[Data entries for graphics]
########################################
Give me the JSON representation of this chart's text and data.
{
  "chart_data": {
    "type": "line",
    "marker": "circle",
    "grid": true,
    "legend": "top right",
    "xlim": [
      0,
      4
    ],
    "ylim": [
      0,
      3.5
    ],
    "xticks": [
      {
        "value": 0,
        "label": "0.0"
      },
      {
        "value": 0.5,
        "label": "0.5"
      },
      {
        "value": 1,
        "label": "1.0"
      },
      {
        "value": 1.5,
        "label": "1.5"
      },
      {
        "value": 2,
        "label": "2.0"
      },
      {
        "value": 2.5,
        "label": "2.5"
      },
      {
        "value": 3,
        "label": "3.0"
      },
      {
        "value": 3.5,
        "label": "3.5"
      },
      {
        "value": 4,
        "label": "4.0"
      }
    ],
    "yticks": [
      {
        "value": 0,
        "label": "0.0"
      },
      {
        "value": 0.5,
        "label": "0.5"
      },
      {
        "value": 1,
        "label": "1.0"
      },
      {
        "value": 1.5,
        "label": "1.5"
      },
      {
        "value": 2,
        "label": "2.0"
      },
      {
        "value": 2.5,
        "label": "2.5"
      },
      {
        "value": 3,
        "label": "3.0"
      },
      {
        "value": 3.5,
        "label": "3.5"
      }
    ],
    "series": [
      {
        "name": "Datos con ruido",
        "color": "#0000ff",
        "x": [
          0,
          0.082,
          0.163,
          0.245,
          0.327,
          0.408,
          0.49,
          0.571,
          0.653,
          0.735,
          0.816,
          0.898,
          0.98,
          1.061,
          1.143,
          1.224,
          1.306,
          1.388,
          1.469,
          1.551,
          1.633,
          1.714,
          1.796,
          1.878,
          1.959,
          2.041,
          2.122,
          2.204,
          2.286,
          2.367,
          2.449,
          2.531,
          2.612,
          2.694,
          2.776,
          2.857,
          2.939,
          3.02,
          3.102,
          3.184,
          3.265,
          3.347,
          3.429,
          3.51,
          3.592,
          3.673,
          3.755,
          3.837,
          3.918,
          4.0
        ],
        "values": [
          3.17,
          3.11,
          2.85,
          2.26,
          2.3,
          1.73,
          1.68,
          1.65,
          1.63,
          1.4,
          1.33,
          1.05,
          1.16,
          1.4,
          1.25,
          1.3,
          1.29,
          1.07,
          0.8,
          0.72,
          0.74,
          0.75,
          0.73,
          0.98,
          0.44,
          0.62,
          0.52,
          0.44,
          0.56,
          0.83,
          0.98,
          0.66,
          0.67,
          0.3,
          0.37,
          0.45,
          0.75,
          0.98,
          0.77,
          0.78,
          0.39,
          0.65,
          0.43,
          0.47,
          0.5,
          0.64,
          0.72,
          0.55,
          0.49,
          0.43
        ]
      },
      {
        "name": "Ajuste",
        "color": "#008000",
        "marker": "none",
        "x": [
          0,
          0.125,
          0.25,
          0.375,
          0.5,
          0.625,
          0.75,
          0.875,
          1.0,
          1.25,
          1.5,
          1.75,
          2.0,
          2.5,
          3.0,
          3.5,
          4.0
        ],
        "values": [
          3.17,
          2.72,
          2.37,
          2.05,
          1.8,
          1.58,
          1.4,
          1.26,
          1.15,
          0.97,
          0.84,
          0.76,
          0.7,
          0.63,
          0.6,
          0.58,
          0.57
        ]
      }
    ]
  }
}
########################################
> [What the exercise asks]
Repeat the records above exactly as they appear.

> [Written answer]
Give me the JSON representation of this chart's text and data.
{
  "chart_data": {
    "type": "line",
    "marker": "circle",
    "grid": true,
    "legend": "top right",
    "xlim": [
      0,
      4
    ],
    "ylim": [
      0,
      3.5
    ],
    "xticks": [
      {
        "value": 0,
        "label": "0.0"
      },
      {
        "value": 0.5,
        "label": "0.5"
      },
      {
        "value": 1,
        "label": "1.0"
      },
      {
        "value": 1.5,
        "label": "1.5"
      },
      {
        "value": 2,
        "label": "2.0"
      },
      {
        "value": 2.5,
        "label": "2.5"
      },
      {
        "value": 3,
        "label": "3.0"
      },
      {
        "value": 3.5,
        "label": "3.5"
      },
      {
        "value": 4,
        "label": "4.0"
      }
    ],
    "yticks": [
      {
        "value": 0,
        "label": "0.0"
      },
      {
        "value": 0.5,
        "label": "0.5"
      },
      {
        "value": 1,
        "label": "1.0"
      },
      {
        "value": 1.5,
        "label": "1.5"
      },
      {
        "value": 2,
        "label": "2.0"
      },
      {
        "value": 2.5,
        "label": "2.5"
      },
      {
        "value": 3,
        "label": "3.0"
      },
      {
        "value": 3.5,
        "label": "3.5"
      }
    ],
    "series": [
      {
        "name": "Datos con ruido",
        "color": "#0000ff",
        "x": [
          0,
          0.082,
          0.163,
          0.245,
          0.327,
          0.408,
          0.49,
          0.571,
          0.653,
          0.735,
          0.816,
          0.898,
          0.98,
          1.061,
          1.143,
          1.224,
          1.306,
          1.388,
          1.469,
          1.551,
          1.633,
          1.714,
          1.796,
          1.878,
          1.959,
          2.041,
          2.122,
          2.204,
          2.286,
          2.367,
          2.449,
          2.531,
          2.612,
          2.694,
          2.776,
          2.857,
          2.939,
          3.02,
          3.102,
          3.184,
          3.265,
          3.347,
          3.429,
          3.51,
          3.592,
          3.673,
          3.755,
          3.837,
          3.918,
          4.0
        ],
        "values": [
          3.17,
          3.11,
          2.85,
          2.26,
          2.3,
          1.73,
          1.68,
          1.65,
          1.63,
          1.4,
          1.33,
          1.05,
          1.16,
          1.4,
          1.25,
          1.3,
          1.29,
          1.07,
          0.8,
          0.72,
          0.74,
          0.75,
          0.73,
          0.98,
          0.44,
          0.62,
          0.52,
          0.44,
          0.56,
          0.83,
          0.98,
          0.66,
          0.67,
          0.3,
          0.37,
          0.45,
          0.75,
          0.98,
          0.77,
          0.78,
          0.39,
          0.65,
          0.43,
          0.47,
          0.5,
          0.64,
          0.72,
          0.55,
          0.49,
          0.43
        ]
      },
      {
        "name": "Ajuste",
        "color": "#008000",
        "marker": "none",
        "x": [
          0,
          0.125,
          0.25,
          0.375,
          0.5,
          0.625,
          0.75,
          0.875,
          1.0,
          1.25,
          1.5,
          1.75,
          2.0,
          2.5,
          3.0,
          3.5,
          4.0
        ],
        "values": [
          3.17,
          2.72,
          2.37,
          2.05,
          1.8,
          1.58,
          1.4,
          1.26,
          1.15,
          0.97,
          0.84,
          0.76,
          0.7,
          0.63,
          0.6,
          0.58,
          0.57
        ]
      }
    ]
  }
}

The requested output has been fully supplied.